# START OF Listing

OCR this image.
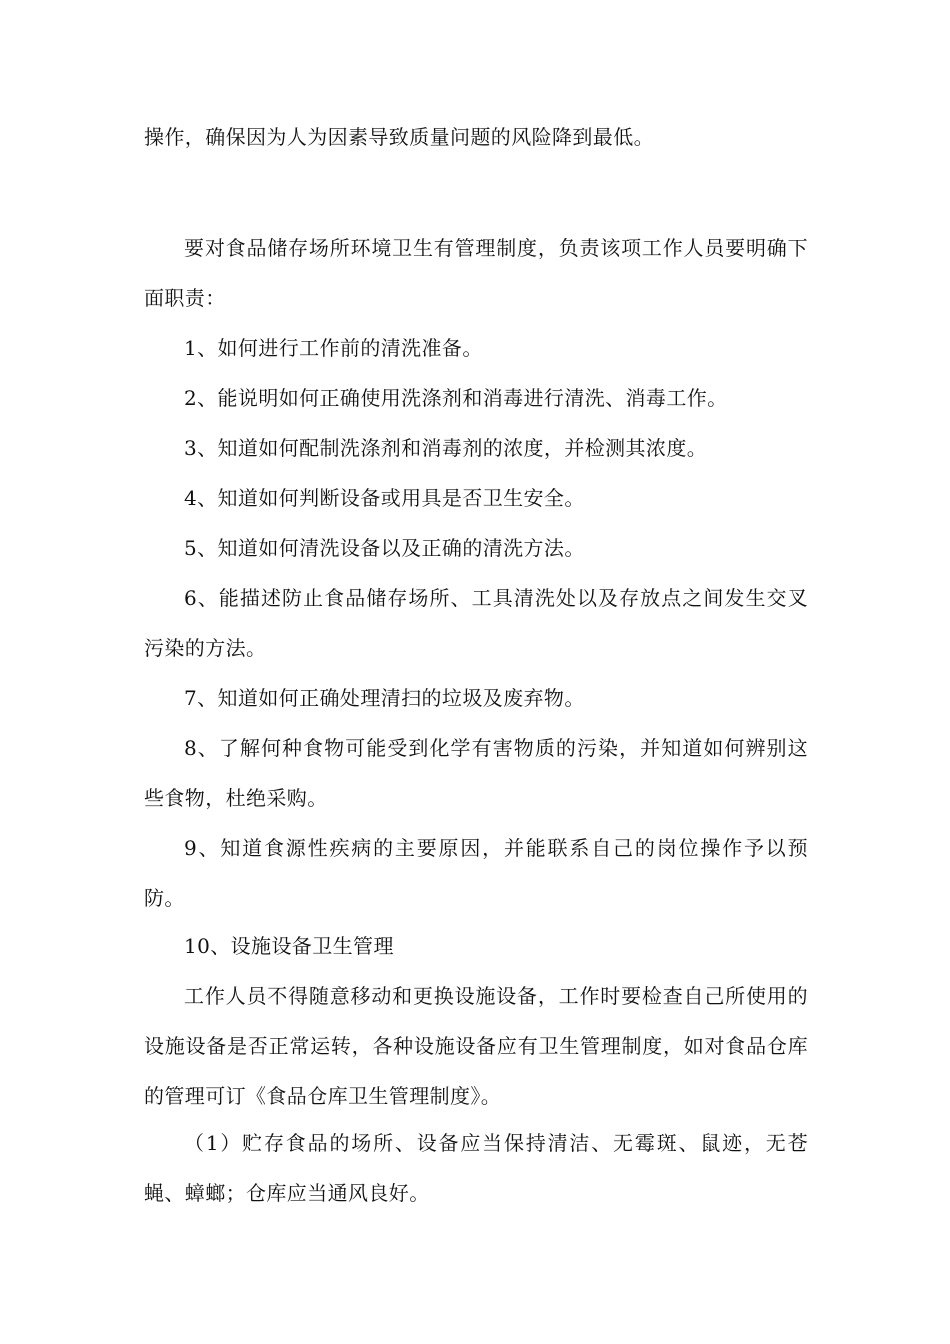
操作，确保因为人为因素导致质量问题的风险降到最低。

要对食品储存场所环境卫生有管理制度，负责该项工作人员要明确下面职责：

1、如何进行工作前的清洗准备。

2、能说明如何正确使用洗涤剂和消毒进行清洗、消毒工作。

3、知道如何配制洗涤剂和消毒剂的浓度，并检测其浓度。

4、知道如何判断设备或用具是否卫生安全。

5、知道如何清洗设备以及正确的清洗方法。

6、能描述防止食品储存场所、工具清洗处以及存放点之间发生交叉污染的方法。

7、知道如何正确处理清扫的垃圾及废弃物。

8、了解何种食物可能受到化学有害物质的污染，并知道如何辨别这些食物，杜绝采购。

9、知道食源性疾病的主要原因，并能联系自己的岗位操作予以预防。

10、设施设备卫生管理

工作人员不得随意移动和更换设施设备，工作时要检查自己所使用的设施设备是否正常运转，各种设施设备应有卫生管理制度，如对食品仓库的管理可订《食品仓库卫生管理制度》。

（1）贮存食品的场所、设备应当保持清洁、无霉斑、鼠迹，无苍蝇、蟑螂；仓库应当通风良好。
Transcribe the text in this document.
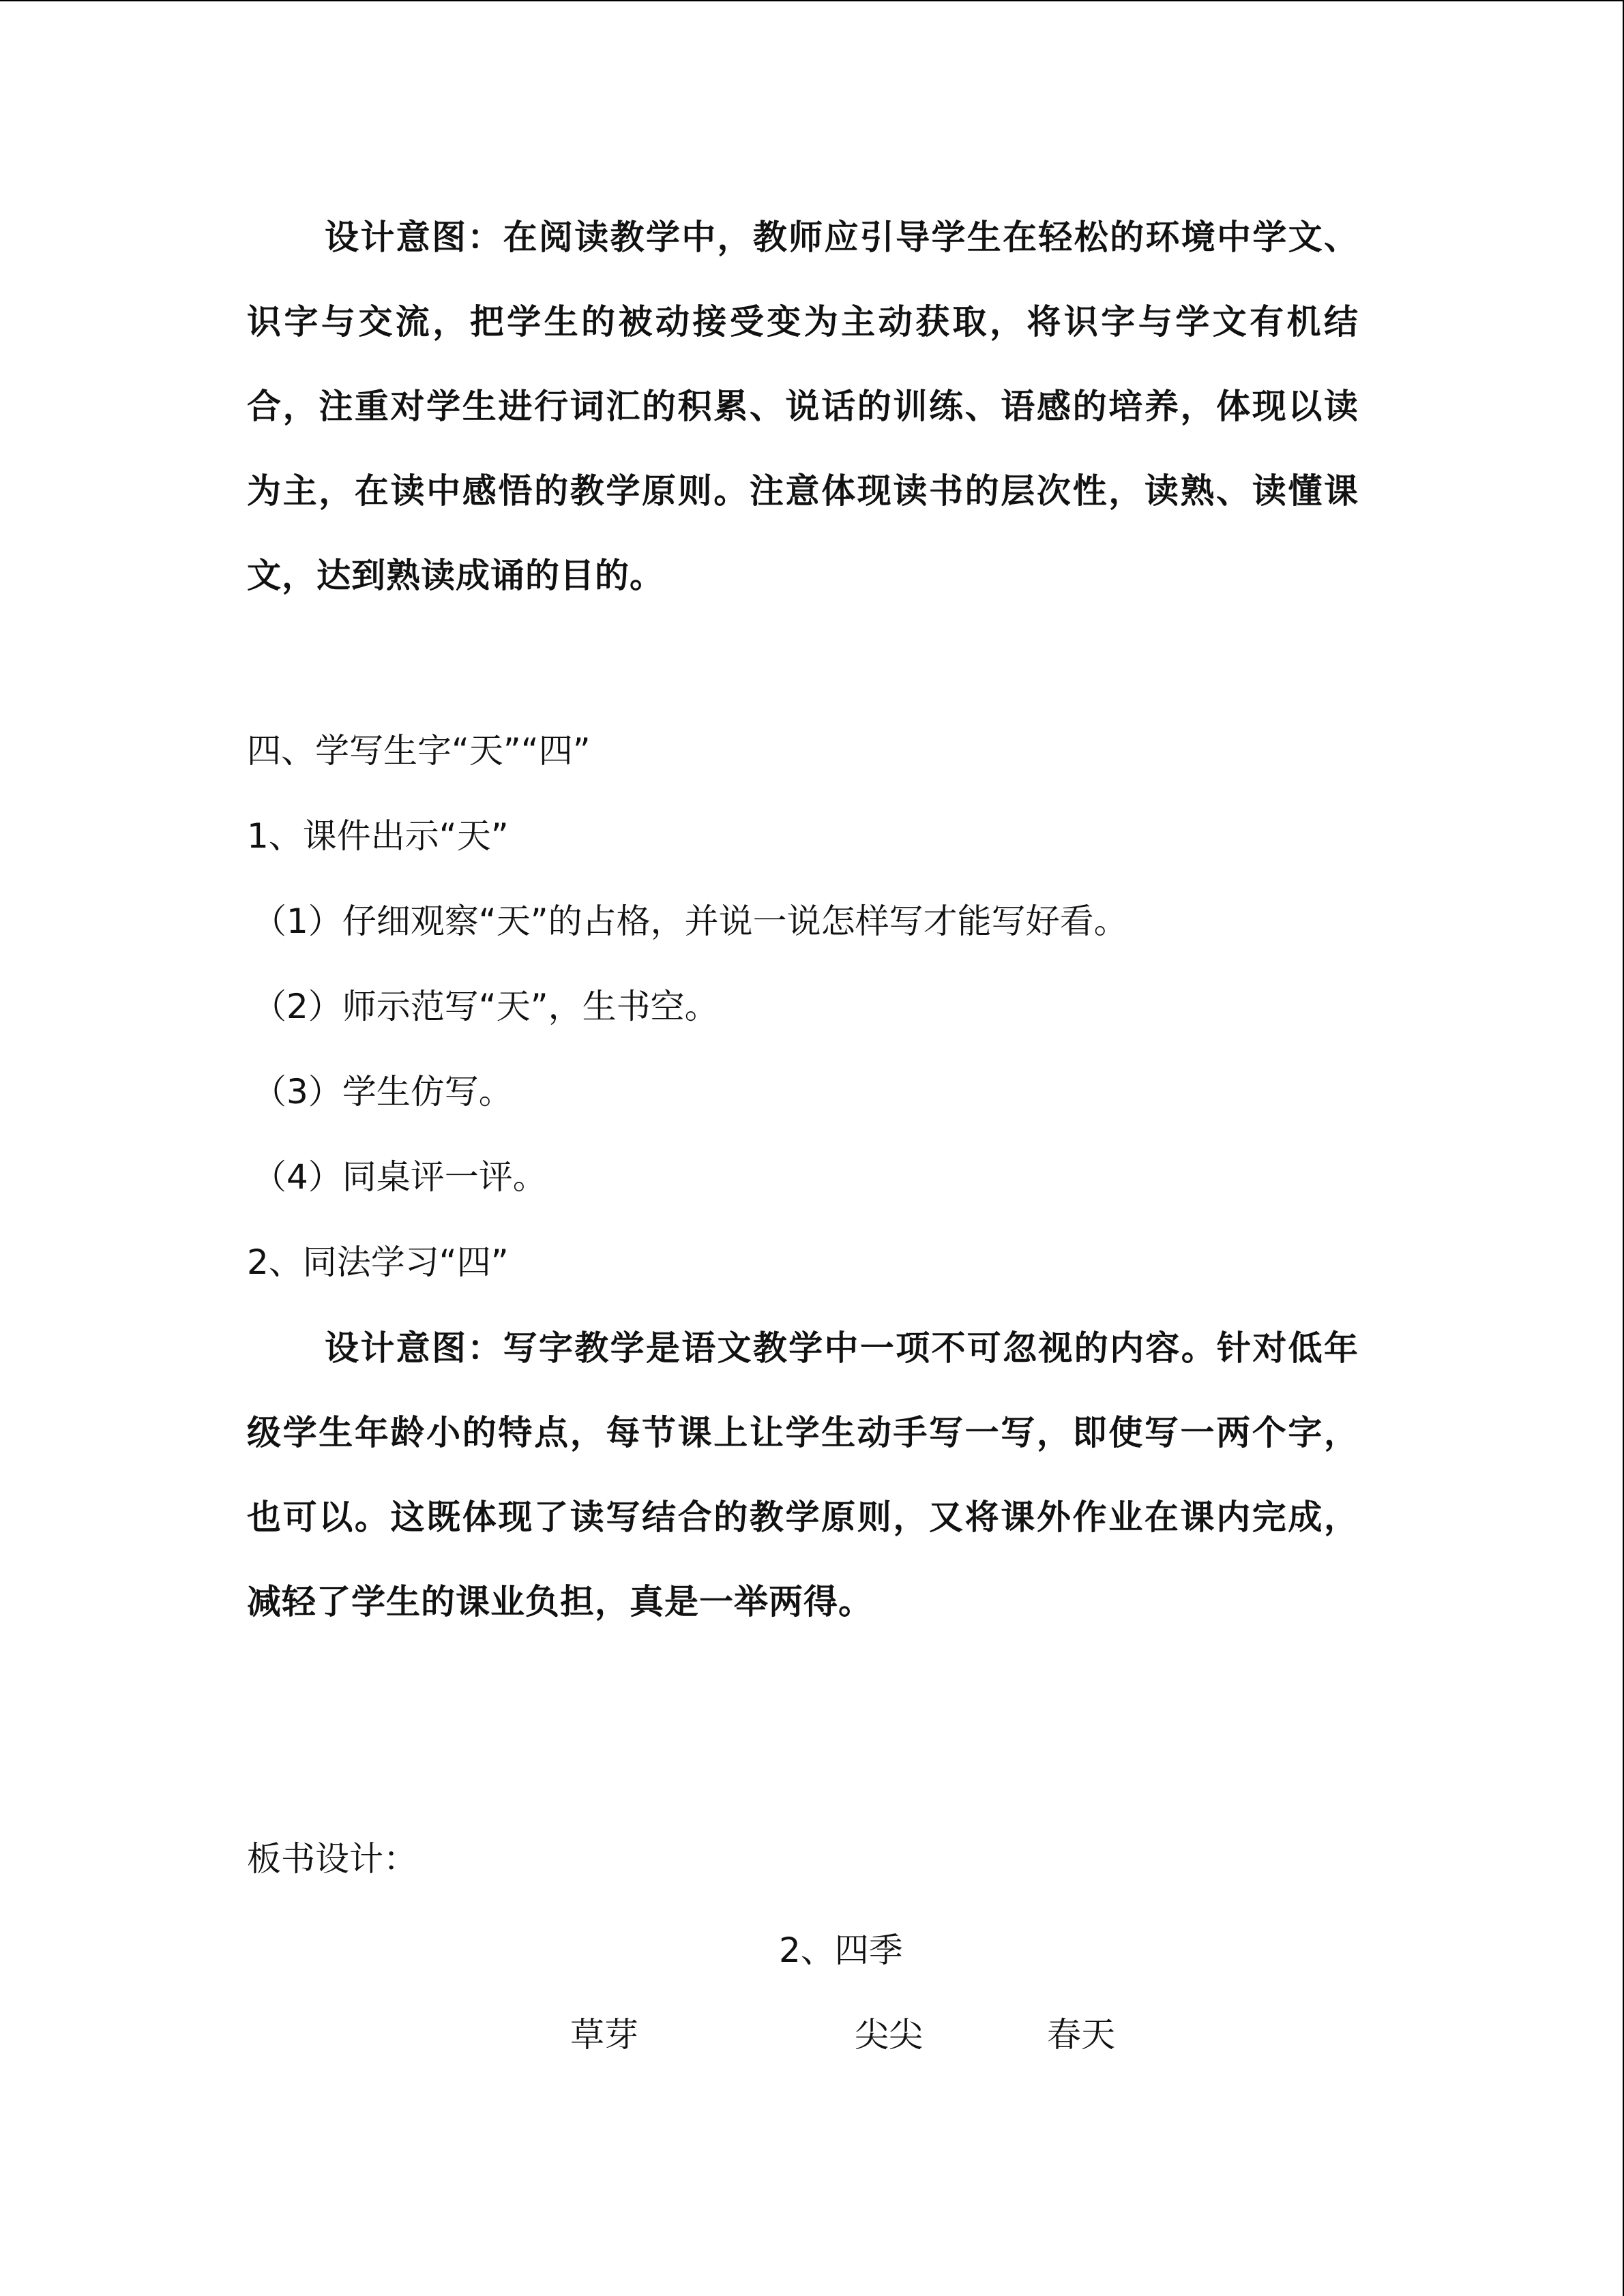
设计意图：在阅读教学中，教师应引导学生在轻松的环境中学文、识字与交流，把学生的被动接受变为主动获取，将识字与学文有机结合，注重对学生进行词汇的积累、说话的训练、语感的培养，体现以读为主，在读中感悟的教学原则。注意体现读书的层次性，读熟、读懂课文，达到熟读成诵的目的。
四、学写生字“天”“四”
1、课件出示“天”
（1）仔细观察“天”的占格，并说一说怎样写才能写好看。
（2）师示范写“天”，生书空。
（3）学生仿写。
（4）同桌评一评。
2、同法学习“四”
设计意图：写字教学是语文教学中一项不可忽视的内容。针对低年级学生年龄小的特点，每节课上让学生动手写一写，即使写一两个字，也可以。这既体现了读写结合的教学原则，又将课外作业在课内完成，减轻了学生的课业负担，真是一举两得。
板书设计：
2、四季
草芽	尖尖	春天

# END OF Listing

Copy the material above in full and exactly, skipping pictures.

OCR this image.
操作，确保因为人为因素导致质量问题的风险降到最低。

要对食品储存场所环境卫生有管理制度，负责该项工作人员要明确下面职责：

1、如何进行工作前的清洗准备。

2、能说明如何正确使用洗涤剂和消毒进行清洗、消毒工作。

3、知道如何配制洗涤剂和消毒剂的浓度，并检测其浓度。

4、知道如何判断设备或用具是否卫生安全。

5、知道如何清洗设备以及正确的清洗方法。

6、能描述防止食品储存场所、工具清洗处以及存放点之间发生交叉污染的方法。

7、知道如何正确处理清扫的垃圾及废弃物。

8、了解何种食物可能受到化学有害物质的污染，并知道如何辨别这些食物，杜绝采购。

9、知道食源性疾病的主要原因，并能联系自己的岗位操作予以预防。

10、设施设备卫生管理

工作人员不得随意移动和更换设施设备，工作时要检查自己所使用的设施设备是否正常运转，各种设施设备应有卫生管理制度，如对食品仓库的管理可订《食品仓库卫生管理制度》。

（1）贮存食品的场所、设备应当保持清洁、无霉斑、鼠迹，无苍蝇、蟑螂；仓库应当通风良好。
Transcribe the text in this document.
设计意图：在阅读教学中，教师应引导学生在轻松的环境中学文、识字与交流，把学生的被动接受变为主动获取，将识字与学文有机结合，注重对学生进行词汇的积累、说话的训练、语感的培养，体现以读为主，在读中感悟的教学原则。注意体现读书的层次性，读熟、读懂课文，达到熟读成诵的目的。
四、学写生字“天”“四”
1、课件出示“天”
（1）仔细观察“天”的占格，并说一说怎样写才能写好看。
（2）师示范写“天”，生书空。
（3）学生仿写。
（4）同桌评一评。
2、同法学习“四”
设计意图：写字教学是语文教学中一项不可忽视的内容。针对低年级学生年龄小的特点，每节课上让学生动手写一写，即使写一两个字，也可以。这既体现了读写结合的教学原则，又将课外作业在课内完成，减轻了学生的课业负担，真是一举两得。
板书设计：
2、四季
草芽	尖尖	春天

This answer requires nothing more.